▶ **Information supplied**
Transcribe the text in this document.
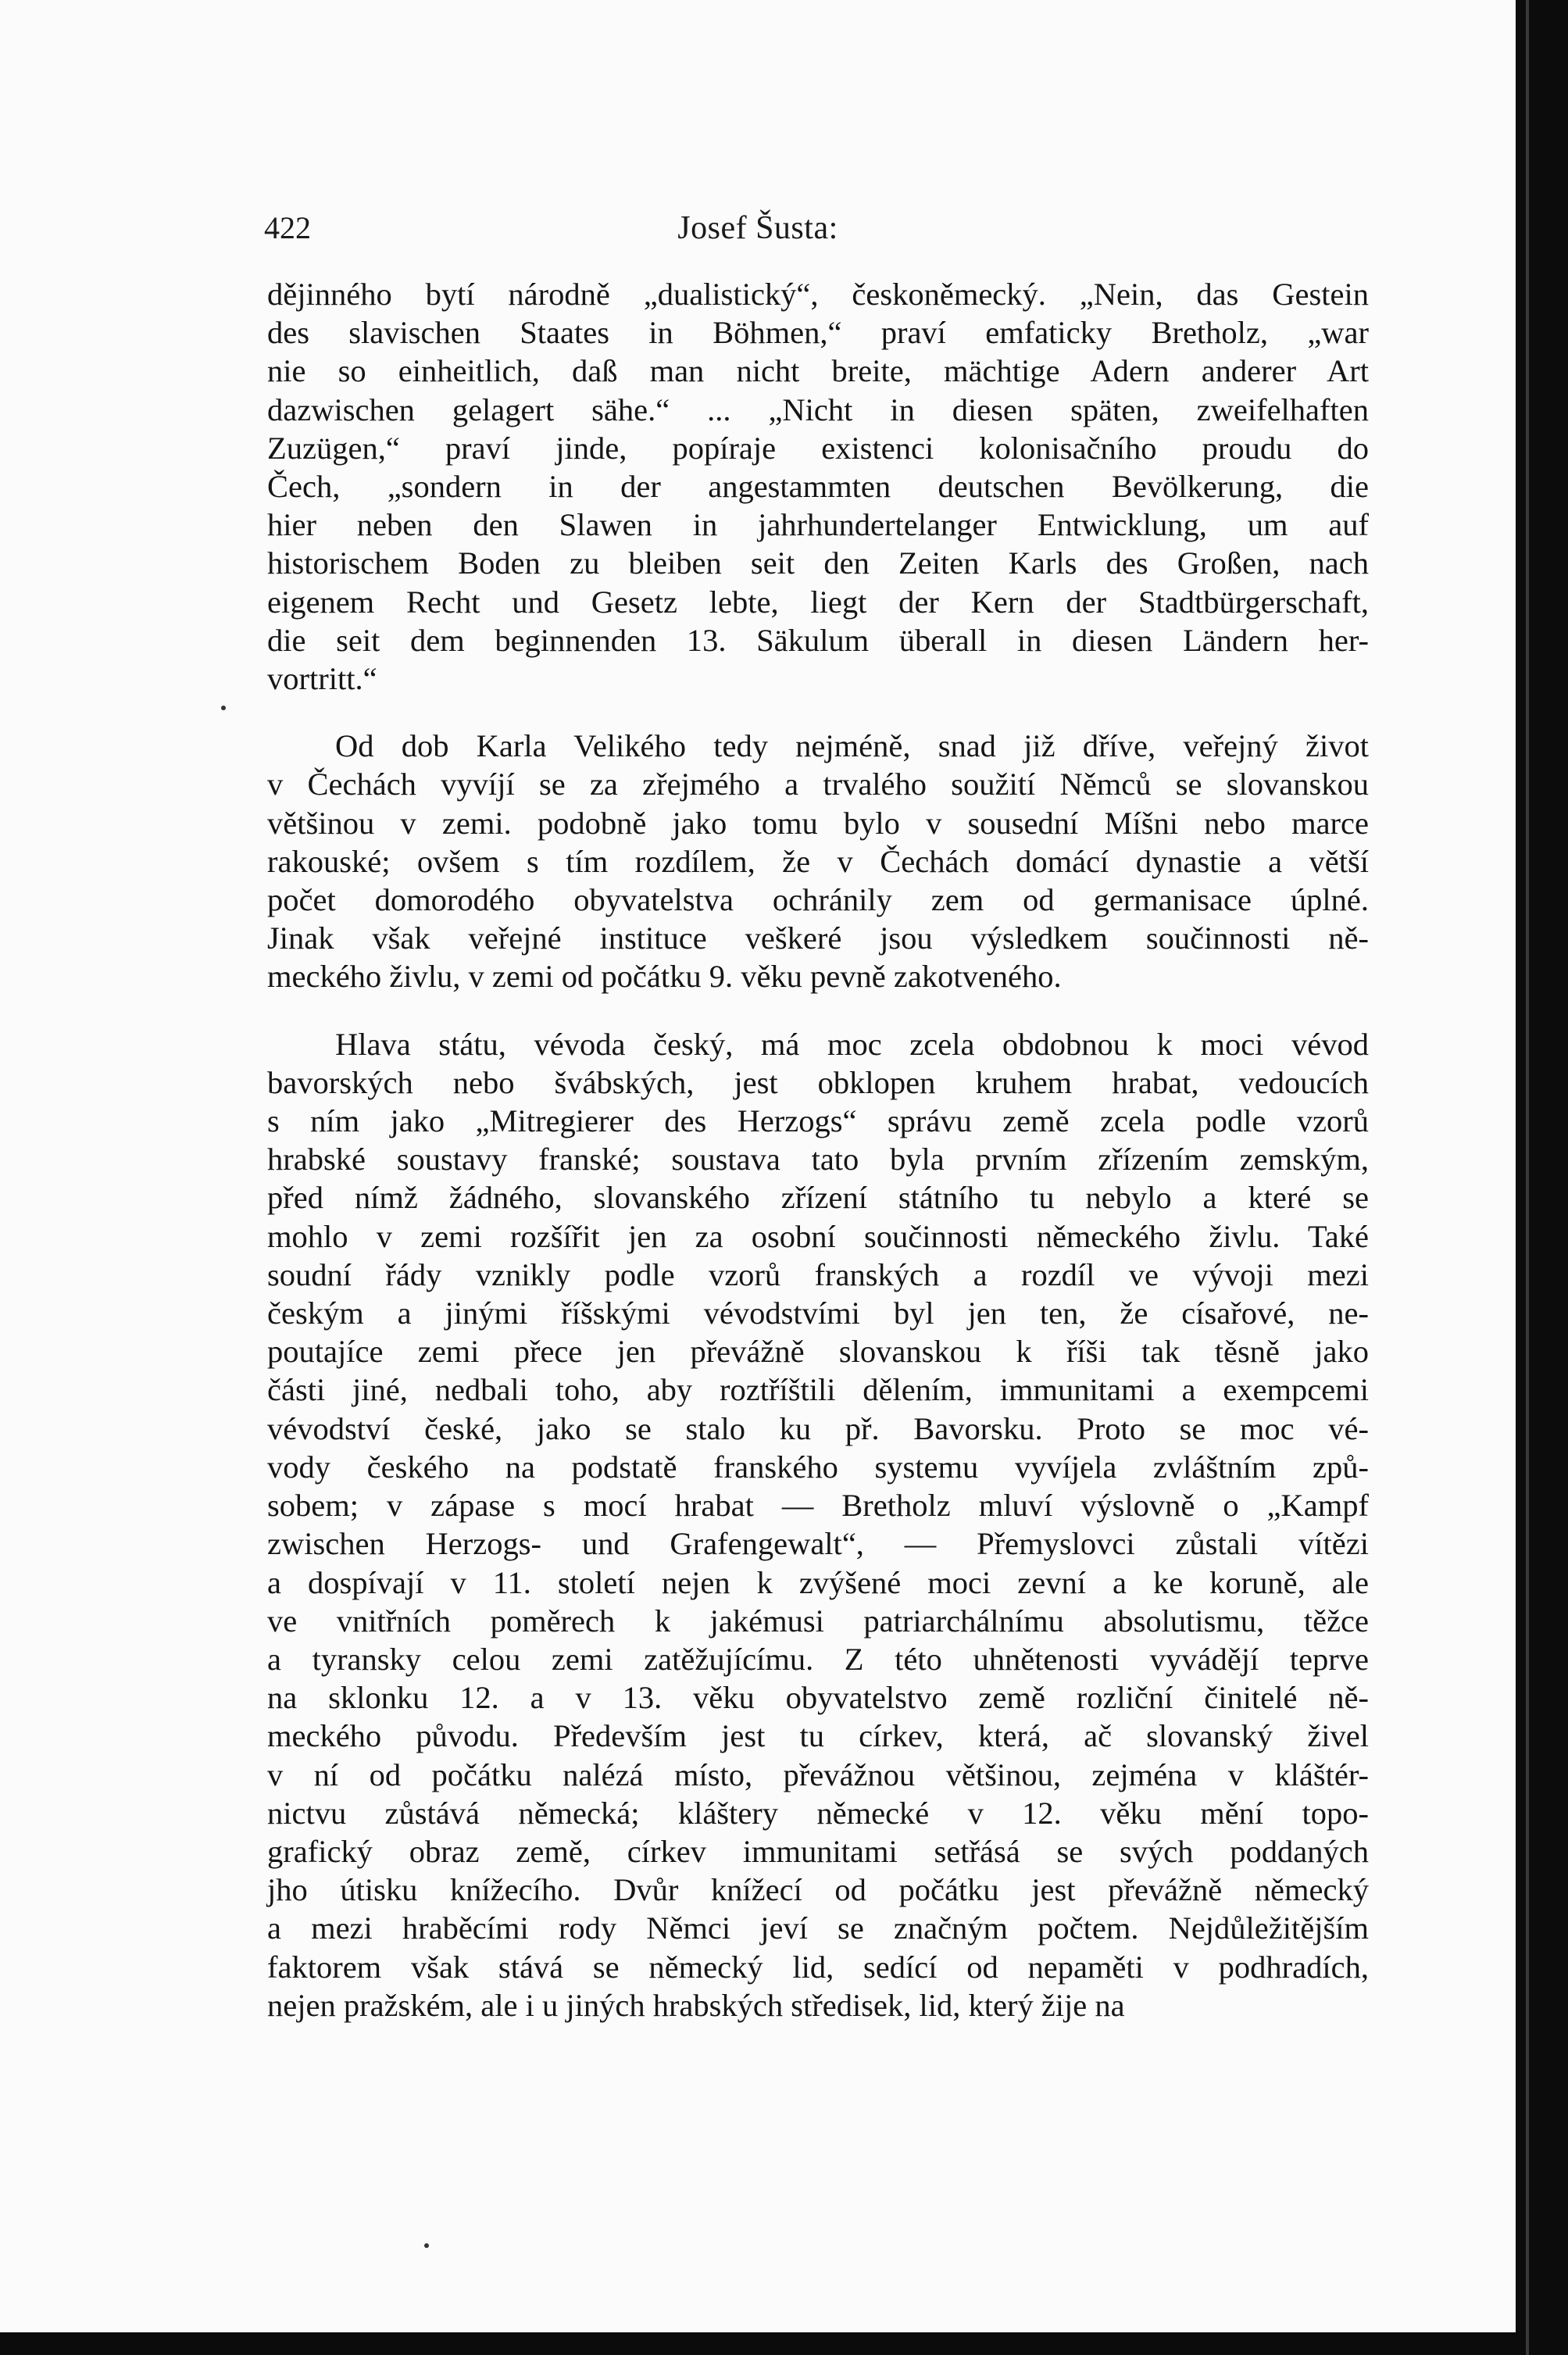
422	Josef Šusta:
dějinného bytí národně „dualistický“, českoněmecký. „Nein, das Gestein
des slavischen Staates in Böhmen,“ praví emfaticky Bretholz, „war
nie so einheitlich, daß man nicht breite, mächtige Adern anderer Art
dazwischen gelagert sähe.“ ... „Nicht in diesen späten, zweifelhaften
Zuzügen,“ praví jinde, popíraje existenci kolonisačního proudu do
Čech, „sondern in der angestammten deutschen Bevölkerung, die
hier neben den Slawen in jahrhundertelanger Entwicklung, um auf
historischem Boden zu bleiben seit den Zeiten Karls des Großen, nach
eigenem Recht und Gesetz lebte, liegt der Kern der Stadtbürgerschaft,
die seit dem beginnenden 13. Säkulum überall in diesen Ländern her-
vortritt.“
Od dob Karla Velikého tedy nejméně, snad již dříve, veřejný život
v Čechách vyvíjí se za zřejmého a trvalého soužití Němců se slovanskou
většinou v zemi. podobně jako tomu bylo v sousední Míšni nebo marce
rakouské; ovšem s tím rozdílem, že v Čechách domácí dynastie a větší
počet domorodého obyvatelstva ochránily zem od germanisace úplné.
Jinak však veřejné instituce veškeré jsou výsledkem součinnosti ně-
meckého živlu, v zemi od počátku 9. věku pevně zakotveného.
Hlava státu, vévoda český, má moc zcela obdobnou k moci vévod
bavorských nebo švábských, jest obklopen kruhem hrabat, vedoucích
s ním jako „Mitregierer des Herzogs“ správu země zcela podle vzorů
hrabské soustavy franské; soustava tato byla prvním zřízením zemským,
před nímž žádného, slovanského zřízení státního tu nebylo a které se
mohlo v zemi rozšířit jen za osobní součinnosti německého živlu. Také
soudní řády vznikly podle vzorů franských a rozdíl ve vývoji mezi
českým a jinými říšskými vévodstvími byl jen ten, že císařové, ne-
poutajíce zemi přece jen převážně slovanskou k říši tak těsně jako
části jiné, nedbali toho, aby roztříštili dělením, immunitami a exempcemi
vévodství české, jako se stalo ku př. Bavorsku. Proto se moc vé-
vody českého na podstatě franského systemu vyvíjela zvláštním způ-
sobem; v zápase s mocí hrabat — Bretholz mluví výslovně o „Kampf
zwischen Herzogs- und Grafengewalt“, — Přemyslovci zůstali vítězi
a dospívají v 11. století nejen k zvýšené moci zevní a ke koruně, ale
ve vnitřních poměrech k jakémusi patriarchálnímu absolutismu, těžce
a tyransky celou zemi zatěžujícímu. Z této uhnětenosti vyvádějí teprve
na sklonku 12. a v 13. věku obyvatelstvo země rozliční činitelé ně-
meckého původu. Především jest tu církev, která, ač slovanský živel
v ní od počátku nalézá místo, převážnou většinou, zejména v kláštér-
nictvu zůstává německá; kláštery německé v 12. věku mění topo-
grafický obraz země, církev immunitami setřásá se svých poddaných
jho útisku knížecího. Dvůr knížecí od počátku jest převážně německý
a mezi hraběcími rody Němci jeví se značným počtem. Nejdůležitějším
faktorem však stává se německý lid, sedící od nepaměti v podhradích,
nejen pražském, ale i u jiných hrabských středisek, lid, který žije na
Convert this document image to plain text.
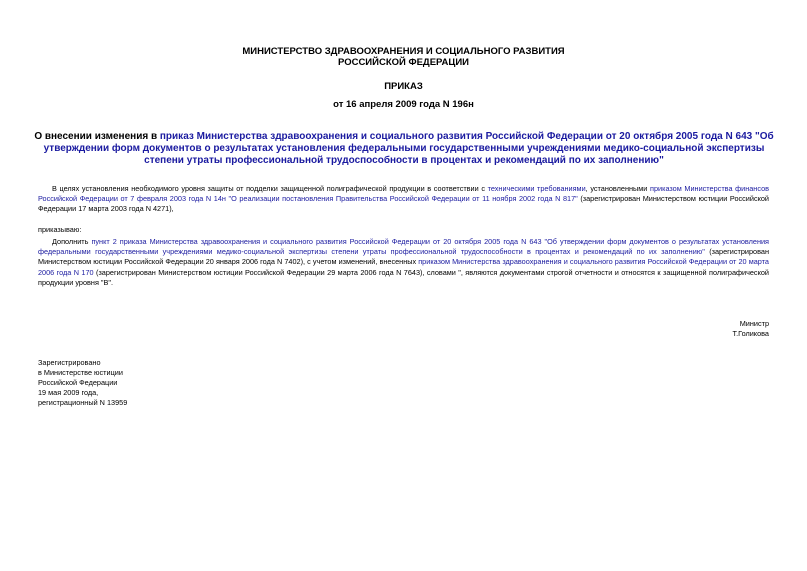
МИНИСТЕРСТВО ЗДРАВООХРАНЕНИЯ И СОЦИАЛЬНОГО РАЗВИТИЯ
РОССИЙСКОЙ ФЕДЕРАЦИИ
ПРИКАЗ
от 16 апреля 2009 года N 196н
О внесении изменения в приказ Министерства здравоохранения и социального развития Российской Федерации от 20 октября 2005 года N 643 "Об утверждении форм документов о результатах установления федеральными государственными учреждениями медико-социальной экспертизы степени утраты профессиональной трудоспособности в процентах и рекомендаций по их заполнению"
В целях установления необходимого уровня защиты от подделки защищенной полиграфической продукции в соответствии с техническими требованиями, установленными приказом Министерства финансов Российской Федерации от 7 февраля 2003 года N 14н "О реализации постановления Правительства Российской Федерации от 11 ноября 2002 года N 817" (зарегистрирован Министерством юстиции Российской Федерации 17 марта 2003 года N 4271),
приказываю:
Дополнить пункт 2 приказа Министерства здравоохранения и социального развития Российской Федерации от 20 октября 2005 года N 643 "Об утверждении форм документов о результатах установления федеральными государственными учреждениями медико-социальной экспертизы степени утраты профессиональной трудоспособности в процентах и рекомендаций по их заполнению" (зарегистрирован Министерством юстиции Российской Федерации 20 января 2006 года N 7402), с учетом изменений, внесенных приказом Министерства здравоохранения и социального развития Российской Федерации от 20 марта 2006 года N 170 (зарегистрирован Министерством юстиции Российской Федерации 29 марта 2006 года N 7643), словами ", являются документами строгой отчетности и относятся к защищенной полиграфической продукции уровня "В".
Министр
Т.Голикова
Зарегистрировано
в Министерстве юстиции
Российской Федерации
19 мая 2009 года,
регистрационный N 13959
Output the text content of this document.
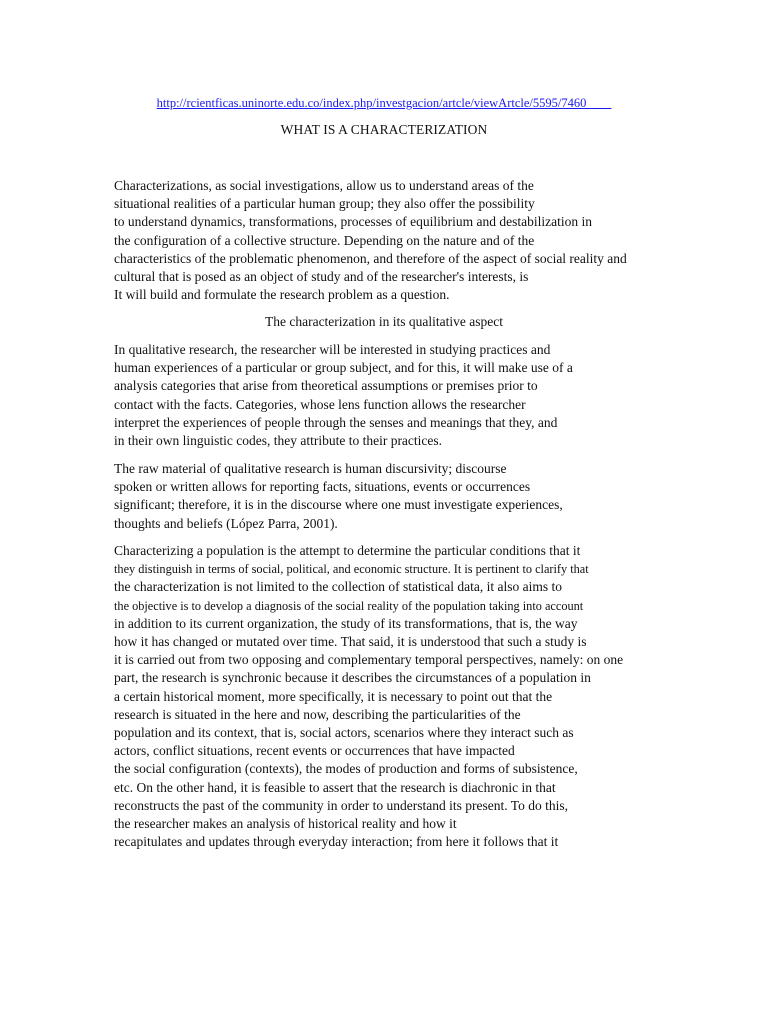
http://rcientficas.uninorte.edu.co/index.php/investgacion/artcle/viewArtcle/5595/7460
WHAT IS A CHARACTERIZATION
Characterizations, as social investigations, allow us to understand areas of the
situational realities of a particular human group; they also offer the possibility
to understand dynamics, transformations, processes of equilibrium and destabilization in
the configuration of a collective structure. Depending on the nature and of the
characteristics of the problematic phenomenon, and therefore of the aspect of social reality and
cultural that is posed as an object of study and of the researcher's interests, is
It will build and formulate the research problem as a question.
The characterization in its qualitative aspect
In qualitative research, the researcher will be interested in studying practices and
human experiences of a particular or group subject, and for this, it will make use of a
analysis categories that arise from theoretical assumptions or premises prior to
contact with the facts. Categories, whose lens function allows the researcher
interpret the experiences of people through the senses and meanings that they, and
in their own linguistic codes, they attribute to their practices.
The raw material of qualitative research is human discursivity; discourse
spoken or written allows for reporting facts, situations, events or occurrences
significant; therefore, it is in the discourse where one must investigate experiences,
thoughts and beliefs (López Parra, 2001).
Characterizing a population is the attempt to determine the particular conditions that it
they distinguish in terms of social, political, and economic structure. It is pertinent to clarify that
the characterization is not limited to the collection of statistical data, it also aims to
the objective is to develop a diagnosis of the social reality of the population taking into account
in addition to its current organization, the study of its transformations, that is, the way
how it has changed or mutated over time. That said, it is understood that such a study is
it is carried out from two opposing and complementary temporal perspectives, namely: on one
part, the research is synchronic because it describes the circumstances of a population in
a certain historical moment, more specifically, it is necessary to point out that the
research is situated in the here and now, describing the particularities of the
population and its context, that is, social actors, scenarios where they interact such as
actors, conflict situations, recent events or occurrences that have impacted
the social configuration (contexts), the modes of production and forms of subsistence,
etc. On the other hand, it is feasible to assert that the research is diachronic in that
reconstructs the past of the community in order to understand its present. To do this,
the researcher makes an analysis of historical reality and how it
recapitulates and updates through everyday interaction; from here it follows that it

▶ **Short exercise**
From the listing above, print every entry precisely and drop the pictures.

▶ **Solution to this exercise**
Transcribe the text in this document.
422	Josef Šusta:
dějinného bytí národně „dualistický“, českoněmecký. „Nein, das Gestein
des slavischen Staates in Böhmen,“ praví emfaticky Bretholz, „war
nie so einheitlich, daß man nicht breite, mächtige Adern anderer Art
dazwischen gelagert sähe.“ ... „Nicht in diesen späten, zweifelhaften
Zuzügen,“ praví jinde, popíraje existenci kolonisačního proudu do
Čech, „sondern in der angestammten deutschen Bevölkerung, die
hier neben den Slawen in jahrhundertelanger Entwicklung, um auf
historischem Boden zu bleiben seit den Zeiten Karls des Großen, nach
eigenem Recht und Gesetz lebte, liegt der Kern der Stadtbürgerschaft,
die seit dem beginnenden 13. Säkulum überall in diesen Ländern her-
vortritt.“
Od dob Karla Velikého tedy nejméně, snad již dříve, veřejný život
v Čechách vyvíjí se za zřejmého a trvalého soužití Němců se slovanskou
většinou v zemi. podobně jako tomu bylo v sousední Míšni nebo marce
rakouské; ovšem s tím rozdílem, že v Čechách domácí dynastie a větší
počet domorodého obyvatelstva ochránily zem od germanisace úplné.
Jinak však veřejné instituce veškeré jsou výsledkem součinnosti ně-
meckého živlu, v zemi od počátku 9. věku pevně zakotveného.
Hlava státu, vévoda český, má moc zcela obdobnou k moci vévod
bavorských nebo švábských, jest obklopen kruhem hrabat, vedoucích
s ním jako „Mitregierer des Herzogs“ správu země zcela podle vzorů
hrabské soustavy franské; soustava tato byla prvním zřízením zemským,
před nímž žádného, slovanského zřízení státního tu nebylo a které se
mohlo v zemi rozšířit jen za osobní součinnosti německého živlu. Také
soudní řády vznikly podle vzorů franských a rozdíl ve vývoji mezi
českým a jinými říšskými vévodstvími byl jen ten, že císařové, ne-
poutajíce zemi přece jen převážně slovanskou k říši tak těsně jako
části jiné, nedbali toho, aby roztříštili dělením, immunitami a exempcemi
vévodství české, jako se stalo ku př. Bavorsku. Proto se moc vé-
vody českého na podstatě franského systemu vyvíjela zvláštním způ-
sobem; v zápase s mocí hrabat — Bretholz mluví výslovně o „Kampf
zwischen Herzogs- und Grafengewalt“, — Přemyslovci zůstali vítězi
a dospívají v 11. století nejen k zvýšené moci zevní a ke koruně, ale
ve vnitřních poměrech k jakémusi patriarchálnímu absolutismu, těžce
a tyransky celou zemi zatěžujícímu. Z této uhnětenosti vyvádějí teprve
na sklonku 12. a v 13. věku obyvatelstvo země rozliční činitelé ně-
meckého původu. Především jest tu církev, která, ač slovanský živel
v ní od počátku nalézá místo, převážnou většinou, zejména v kláštér-
nictvu zůstává německá; kláštery německé v 12. věku mění topo-
grafický obraz země, církev immunitami setřásá se svých poddaných
jho útisku knížecího. Dvůr knížecí od počátku jest převážně německý
a mezi hraběcími rody Němci jeví se značným počtem. Nejdůležitějším
faktorem však stává se německý lid, sedící od nepaměti v podhradích,
nejen pražském, ale i u jiných hrabských středisek, lid, který žije na
Convert this document image to plain text.
МИНИСТЕРСТВО ЗДРАВООХРАНЕНИЯ И СОЦИАЛЬНОГО РАЗВИТИЯ
РОССИЙСКОЙ ФЕДЕРАЦИИ
ПРИКАЗ
от 16 апреля 2009 года N 196н
О внесении изменения в приказ Министерства здравоохранения и социального развития Российской Федерации от 20 октября 2005 года N 643 "Об утверждении форм документов о результатах установления федеральными государственными учреждениями медико-социальной экспертизы степени утраты профессиональной трудоспособности в процентах и рекомендаций по их заполнению"
В целях установления необходимого уровня защиты от подделки защищенной полиграфической продукции в соответствии с техническими требованиями, установленными приказом Министерства финансов Российской Федерации от 7 февраля 2003 года N 14н "О реализации постановления Правительства Российской Федерации от 11 ноября 2002 года N 817" (зарегистрирован Министерством юстиции Российской Федерации 17 марта 2003 года N 4271),
приказываю:
Дополнить пункт 2 приказа Министерства здравоохранения и социального развития Российской Федерации от 20 октября 2005 года N 643 "Об утверждении форм документов о результатах установления федеральными государственными учреждениями медико-социальной экспертизы степени утраты профессиональной трудоспособности в процентах и рекомендаций по их заполнению" (зарегистрирован Министерством юстиции Российской Федерации 20 января 2006 года N 7402), с учетом изменений, внесенных приказом Министерства здравоохранения и социального развития Российской Федерации от 20 марта 2006 года N 170 (зарегистрирован Министерством юстиции Российской Федерации 29 марта 2006 года N 7643), словами ", являются документами строгой отчетности и относятся к защищенной полиграфической продукции уровня "В".
Министр
Т.Голикова
Зарегистрировано
в Министерстве юстиции
Российской Федерации
19 мая 2009 года,
регистрационный N 13959
Output the text content of this document.
http://rcientficas.uninorte.edu.co/index.php/investgacion/artcle/viewArtcle/5595/7460
WHAT IS A CHARACTERIZATION
Characterizations, as social investigations, allow us to understand areas of the
situational realities of a particular human group; they also offer the possibility
to understand dynamics, transformations, processes of equilibrium and destabilization in
the configuration of a collective structure. Depending on the nature and of the
characteristics of the problematic phenomenon, and therefore of the aspect of social reality and
cultural that is posed as an object of study and of the researcher's interests, is
It will build and formulate the research problem as a question.
The characterization in its qualitative aspect
In qualitative research, the researcher will be interested in studying practices and
human experiences of a particular or group subject, and for this, it will make use of a
analysis categories that arise from theoretical assumptions or premises prior to
contact with the facts. Categories, whose lens function allows the researcher
interpret the experiences of people through the senses and meanings that they, and
in their own linguistic codes, they attribute to their practices.
The raw material of qualitative research is human discursivity; discourse
spoken or written allows for reporting facts, situations, events or occurrences
significant; therefore, it is in the discourse where one must investigate experiences,
thoughts and beliefs (López Parra, 2001).
Characterizing a population is the attempt to determine the particular conditions that it
they distinguish in terms of social, political, and economic structure. It is pertinent to clarify that
the characterization is not limited to the collection of statistical data, it also aims to
the objective is to develop a diagnosis of the social reality of the population taking into account
in addition to its current organization, the study of its transformations, that is, the way
how it has changed or mutated over time. That said, it is understood that such a study is
it is carried out from two opposing and complementary temporal perspectives, namely: on one
part, the research is synchronic because it describes the circumstances of a population in
a certain historical moment, more specifically, it is necessary to point out that the
research is situated in the here and now, describing the particularities of the
population and its context, that is, social actors, scenarios where they interact such as
actors, conflict situations, recent events or occurrences that have impacted
the social configuration (contexts), the modes of production and forms of subsistence,
etc. On the other hand, it is feasible to assert that the research is diachronic in that
reconstructs the past of the community in order to understand its present. To do this,
the researcher makes an analysis of historical reality and how it
recapitulates and updates through everyday interaction; from here it follows that it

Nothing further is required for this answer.